-- start --

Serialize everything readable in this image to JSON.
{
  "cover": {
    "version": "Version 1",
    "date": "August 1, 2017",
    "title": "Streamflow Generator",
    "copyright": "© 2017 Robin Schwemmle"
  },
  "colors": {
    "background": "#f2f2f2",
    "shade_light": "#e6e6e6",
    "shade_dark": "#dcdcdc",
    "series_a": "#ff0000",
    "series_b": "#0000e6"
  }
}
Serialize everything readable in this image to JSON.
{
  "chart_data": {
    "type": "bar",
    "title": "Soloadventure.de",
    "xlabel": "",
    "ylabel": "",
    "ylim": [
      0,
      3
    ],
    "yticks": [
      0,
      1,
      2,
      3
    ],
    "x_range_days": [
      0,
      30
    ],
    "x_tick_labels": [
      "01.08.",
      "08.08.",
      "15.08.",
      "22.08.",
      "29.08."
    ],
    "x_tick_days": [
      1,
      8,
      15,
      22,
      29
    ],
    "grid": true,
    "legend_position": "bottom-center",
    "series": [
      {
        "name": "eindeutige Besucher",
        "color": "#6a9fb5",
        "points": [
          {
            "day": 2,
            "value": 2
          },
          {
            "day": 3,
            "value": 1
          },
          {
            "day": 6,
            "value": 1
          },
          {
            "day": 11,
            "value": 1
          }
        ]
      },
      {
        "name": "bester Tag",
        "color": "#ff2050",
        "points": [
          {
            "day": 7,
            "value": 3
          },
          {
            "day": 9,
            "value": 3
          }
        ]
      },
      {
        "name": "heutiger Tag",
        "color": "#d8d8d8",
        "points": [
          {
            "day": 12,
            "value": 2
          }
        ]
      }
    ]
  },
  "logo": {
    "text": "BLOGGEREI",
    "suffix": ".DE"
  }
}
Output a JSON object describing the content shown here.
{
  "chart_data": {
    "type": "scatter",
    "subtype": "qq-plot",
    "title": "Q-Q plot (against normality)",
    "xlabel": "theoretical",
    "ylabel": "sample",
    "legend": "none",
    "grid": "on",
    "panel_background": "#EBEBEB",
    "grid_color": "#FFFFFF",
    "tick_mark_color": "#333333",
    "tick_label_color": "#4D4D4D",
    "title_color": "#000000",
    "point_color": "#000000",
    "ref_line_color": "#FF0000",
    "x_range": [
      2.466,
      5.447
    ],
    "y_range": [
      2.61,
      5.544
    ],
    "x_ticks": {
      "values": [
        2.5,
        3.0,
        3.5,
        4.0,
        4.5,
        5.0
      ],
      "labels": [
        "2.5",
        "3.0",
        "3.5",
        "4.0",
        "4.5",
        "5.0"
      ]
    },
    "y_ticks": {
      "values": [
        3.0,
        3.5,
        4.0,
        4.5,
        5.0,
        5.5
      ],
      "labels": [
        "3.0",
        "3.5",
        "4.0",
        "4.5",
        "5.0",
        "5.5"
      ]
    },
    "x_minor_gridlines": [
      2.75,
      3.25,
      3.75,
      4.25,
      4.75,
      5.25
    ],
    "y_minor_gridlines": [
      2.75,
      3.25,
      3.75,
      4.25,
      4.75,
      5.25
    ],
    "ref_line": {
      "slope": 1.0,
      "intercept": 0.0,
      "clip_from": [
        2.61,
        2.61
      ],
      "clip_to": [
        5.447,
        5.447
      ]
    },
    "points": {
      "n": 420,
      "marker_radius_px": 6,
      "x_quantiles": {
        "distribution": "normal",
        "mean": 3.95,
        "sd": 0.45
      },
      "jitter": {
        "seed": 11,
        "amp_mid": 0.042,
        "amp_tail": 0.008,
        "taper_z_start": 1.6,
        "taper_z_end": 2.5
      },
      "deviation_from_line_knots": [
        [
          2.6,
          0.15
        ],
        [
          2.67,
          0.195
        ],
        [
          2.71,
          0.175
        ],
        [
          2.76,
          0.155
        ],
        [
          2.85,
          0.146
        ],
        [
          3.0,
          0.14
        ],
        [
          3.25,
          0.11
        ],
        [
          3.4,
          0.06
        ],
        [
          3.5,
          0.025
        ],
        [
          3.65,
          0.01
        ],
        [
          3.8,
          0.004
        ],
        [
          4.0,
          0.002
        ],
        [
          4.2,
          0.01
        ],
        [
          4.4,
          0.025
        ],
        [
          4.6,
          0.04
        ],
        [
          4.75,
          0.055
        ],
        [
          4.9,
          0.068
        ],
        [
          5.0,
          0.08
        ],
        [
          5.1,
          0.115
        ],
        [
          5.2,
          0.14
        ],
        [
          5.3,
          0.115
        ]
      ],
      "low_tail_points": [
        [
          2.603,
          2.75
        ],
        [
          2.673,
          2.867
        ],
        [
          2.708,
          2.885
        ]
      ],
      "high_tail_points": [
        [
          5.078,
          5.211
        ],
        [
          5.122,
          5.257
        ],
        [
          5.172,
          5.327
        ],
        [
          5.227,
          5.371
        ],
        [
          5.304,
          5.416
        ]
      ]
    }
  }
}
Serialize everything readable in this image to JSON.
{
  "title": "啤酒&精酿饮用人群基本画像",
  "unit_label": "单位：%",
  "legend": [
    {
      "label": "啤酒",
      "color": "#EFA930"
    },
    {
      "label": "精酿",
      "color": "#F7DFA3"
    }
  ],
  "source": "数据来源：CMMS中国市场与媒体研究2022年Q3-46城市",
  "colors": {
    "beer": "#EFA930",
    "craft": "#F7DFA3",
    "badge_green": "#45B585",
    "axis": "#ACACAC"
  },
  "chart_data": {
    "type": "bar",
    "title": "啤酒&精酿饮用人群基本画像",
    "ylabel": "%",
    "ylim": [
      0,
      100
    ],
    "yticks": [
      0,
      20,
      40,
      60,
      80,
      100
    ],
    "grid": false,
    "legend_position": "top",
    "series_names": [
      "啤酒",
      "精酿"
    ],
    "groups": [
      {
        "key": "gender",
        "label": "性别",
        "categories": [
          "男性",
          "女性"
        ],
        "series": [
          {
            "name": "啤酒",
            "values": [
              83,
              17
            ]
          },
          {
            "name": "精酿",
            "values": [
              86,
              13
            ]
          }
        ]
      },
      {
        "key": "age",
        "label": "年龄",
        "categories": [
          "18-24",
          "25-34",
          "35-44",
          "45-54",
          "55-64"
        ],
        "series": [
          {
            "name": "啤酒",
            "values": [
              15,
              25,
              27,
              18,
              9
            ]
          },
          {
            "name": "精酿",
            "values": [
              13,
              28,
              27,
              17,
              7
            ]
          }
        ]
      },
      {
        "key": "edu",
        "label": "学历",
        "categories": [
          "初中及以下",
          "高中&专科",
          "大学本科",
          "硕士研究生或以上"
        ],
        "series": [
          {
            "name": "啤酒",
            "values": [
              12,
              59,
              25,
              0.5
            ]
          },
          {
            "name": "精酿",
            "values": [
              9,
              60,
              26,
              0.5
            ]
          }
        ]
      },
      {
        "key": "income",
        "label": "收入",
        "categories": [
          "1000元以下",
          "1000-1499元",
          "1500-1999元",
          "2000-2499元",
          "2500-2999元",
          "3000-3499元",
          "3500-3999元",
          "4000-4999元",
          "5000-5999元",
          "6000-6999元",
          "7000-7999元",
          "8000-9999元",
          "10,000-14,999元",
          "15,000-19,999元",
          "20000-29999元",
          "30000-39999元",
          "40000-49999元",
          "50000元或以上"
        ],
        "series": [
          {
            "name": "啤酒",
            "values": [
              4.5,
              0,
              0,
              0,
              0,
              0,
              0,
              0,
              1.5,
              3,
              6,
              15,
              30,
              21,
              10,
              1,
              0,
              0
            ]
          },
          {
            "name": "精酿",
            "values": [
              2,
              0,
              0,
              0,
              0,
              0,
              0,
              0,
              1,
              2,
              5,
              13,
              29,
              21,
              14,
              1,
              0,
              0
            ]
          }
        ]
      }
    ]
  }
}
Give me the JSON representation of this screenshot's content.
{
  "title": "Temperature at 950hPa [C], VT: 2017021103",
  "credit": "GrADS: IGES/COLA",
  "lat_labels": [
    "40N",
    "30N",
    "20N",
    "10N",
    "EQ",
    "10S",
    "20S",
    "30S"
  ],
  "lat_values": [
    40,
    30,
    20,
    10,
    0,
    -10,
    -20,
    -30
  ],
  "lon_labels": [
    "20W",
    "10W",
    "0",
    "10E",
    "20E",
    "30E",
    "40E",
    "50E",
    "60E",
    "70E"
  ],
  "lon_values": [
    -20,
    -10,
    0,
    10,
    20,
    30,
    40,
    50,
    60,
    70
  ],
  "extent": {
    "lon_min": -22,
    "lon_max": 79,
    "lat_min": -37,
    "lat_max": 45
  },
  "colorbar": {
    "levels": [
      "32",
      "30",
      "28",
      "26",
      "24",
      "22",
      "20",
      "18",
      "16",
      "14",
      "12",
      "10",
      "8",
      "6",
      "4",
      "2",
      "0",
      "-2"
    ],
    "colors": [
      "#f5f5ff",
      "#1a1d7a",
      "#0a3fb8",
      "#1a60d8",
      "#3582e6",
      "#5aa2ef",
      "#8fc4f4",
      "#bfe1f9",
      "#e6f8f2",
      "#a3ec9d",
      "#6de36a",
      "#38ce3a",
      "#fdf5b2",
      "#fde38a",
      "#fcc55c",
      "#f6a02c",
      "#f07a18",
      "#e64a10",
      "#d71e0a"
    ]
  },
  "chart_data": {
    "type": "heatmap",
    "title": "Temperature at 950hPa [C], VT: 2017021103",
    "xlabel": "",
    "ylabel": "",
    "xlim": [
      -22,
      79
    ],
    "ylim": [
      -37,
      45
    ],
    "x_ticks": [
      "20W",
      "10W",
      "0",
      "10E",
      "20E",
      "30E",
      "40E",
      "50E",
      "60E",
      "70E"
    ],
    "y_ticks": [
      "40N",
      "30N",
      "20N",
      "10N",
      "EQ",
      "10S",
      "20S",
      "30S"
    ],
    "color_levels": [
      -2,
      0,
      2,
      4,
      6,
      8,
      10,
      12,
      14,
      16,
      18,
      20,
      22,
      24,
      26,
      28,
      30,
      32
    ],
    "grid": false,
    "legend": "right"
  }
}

-- end --

### WHAT YOU SHOULD DO
How many of the lines in the listing above hold the word "plot"? Report only that figure.

### SOLVED PROBLEM
2